**WHAT THIS TASK INVOLVES**
Identify the lines that contain the word "Small", then copy them.

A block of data
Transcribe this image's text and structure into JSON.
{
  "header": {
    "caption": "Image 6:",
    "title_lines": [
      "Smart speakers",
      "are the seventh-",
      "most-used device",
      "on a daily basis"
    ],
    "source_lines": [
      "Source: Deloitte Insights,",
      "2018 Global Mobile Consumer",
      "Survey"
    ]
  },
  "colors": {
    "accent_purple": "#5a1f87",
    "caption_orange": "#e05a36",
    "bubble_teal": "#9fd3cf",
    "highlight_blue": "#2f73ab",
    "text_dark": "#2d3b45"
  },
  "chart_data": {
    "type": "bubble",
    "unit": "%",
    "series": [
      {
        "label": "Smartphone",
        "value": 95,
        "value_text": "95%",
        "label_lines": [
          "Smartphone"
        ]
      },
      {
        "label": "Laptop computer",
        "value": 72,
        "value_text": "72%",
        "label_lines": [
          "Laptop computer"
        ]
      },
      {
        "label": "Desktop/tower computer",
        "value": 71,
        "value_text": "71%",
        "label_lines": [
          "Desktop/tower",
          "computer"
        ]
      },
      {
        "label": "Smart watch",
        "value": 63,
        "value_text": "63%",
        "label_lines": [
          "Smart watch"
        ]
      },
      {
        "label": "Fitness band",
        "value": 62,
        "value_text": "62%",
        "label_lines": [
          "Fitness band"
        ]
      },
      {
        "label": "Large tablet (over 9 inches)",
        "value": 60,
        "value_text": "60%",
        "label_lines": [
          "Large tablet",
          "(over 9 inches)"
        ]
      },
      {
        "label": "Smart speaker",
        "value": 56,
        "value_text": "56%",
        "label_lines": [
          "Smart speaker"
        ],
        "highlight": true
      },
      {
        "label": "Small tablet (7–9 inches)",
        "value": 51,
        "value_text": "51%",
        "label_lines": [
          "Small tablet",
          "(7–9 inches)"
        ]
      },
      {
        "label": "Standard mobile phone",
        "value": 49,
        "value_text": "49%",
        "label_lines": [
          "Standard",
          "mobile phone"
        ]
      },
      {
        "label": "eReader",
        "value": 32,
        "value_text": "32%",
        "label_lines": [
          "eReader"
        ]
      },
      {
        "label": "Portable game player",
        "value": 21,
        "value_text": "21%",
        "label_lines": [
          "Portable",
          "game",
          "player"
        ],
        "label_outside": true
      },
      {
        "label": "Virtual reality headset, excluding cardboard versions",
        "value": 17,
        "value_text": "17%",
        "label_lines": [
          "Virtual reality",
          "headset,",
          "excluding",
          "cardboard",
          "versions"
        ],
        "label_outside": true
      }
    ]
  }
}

**SOLUTION TO THIS EXERCISE**
        "label": "Small tablet (7–9 inches)",
          "Small tablet",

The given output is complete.